Collection entries:
#####
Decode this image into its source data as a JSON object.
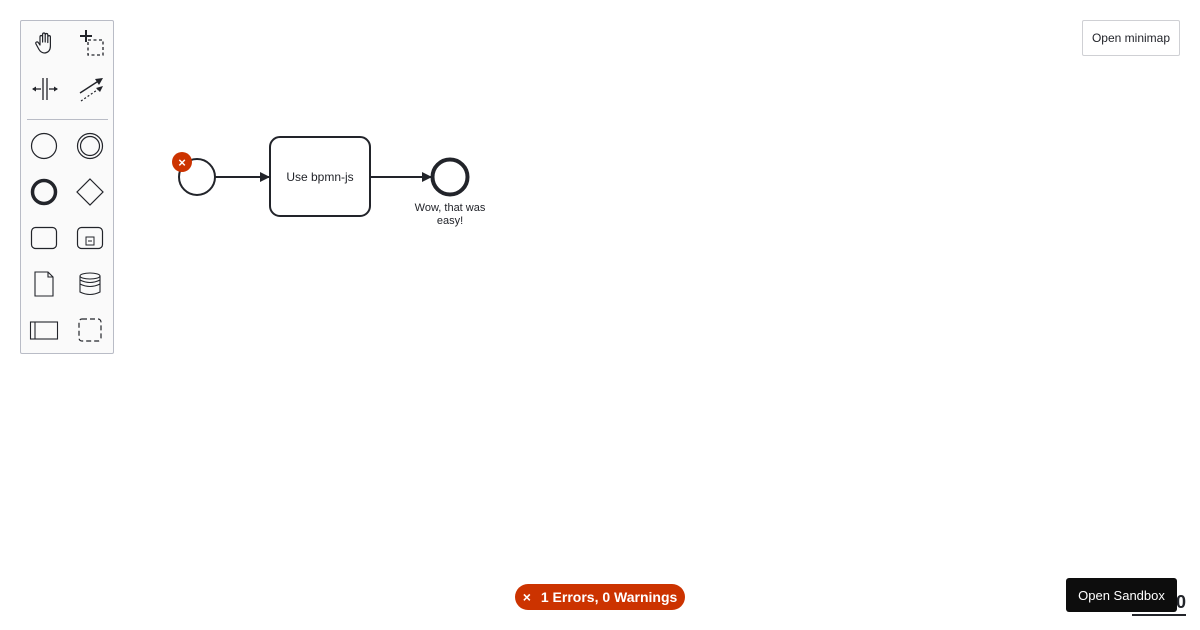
{
  "palette": {
    "tools": [
      {
        "name": "hand-tool",
        "icon": "hand-icon"
      },
      {
        "name": "lasso-tool",
        "icon": "lasso-icon"
      },
      {
        "name": "space-tool",
        "icon": "space-icon"
      },
      {
        "name": "global-connect-tool",
        "icon": "connect-icon"
      },
      {
        "name": "create-start-event",
        "icon": "start-event-icon"
      },
      {
        "name": "create-intermediate-event",
        "icon": "intermediate-event-icon"
      },
      {
        "name": "create-end-event",
        "icon": "end-event-icon"
      },
      {
        "name": "create-gateway",
        "icon": "gateway-icon"
      },
      {
        "name": "create-task",
        "icon": "task-icon"
      },
      {
        "name": "create-subprocess",
        "icon": "subprocess-icon"
      },
      {
        "name": "create-data-object",
        "icon": "data-object-icon"
      },
      {
        "name": "create-data-store",
        "icon": "data-store-icon"
      },
      {
        "name": "create-participant",
        "icon": "participant-icon"
      },
      {
        "name": "create-group",
        "icon": "group-icon"
      }
    ]
  },
  "diagram": {
    "task_label": "Use bpmn-js",
    "end_event_label": "Wow, that was easy!",
    "error_marker": "×"
  },
  "minimap": {
    "label": "Open minimap"
  },
  "linting": {
    "icon": "×",
    "summary": "1 Errors, 0 Warnings",
    "color": "#cc3300"
  },
  "sandbox": {
    "label": "Open Sandbox"
  },
  "logo": {
    "text": "0"
  }
}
#####
What this task involves: Copy out every line of the data that includes the word "participant".

Exercise solution:
        "name": "create-participant",
        "icon": "participant-icon"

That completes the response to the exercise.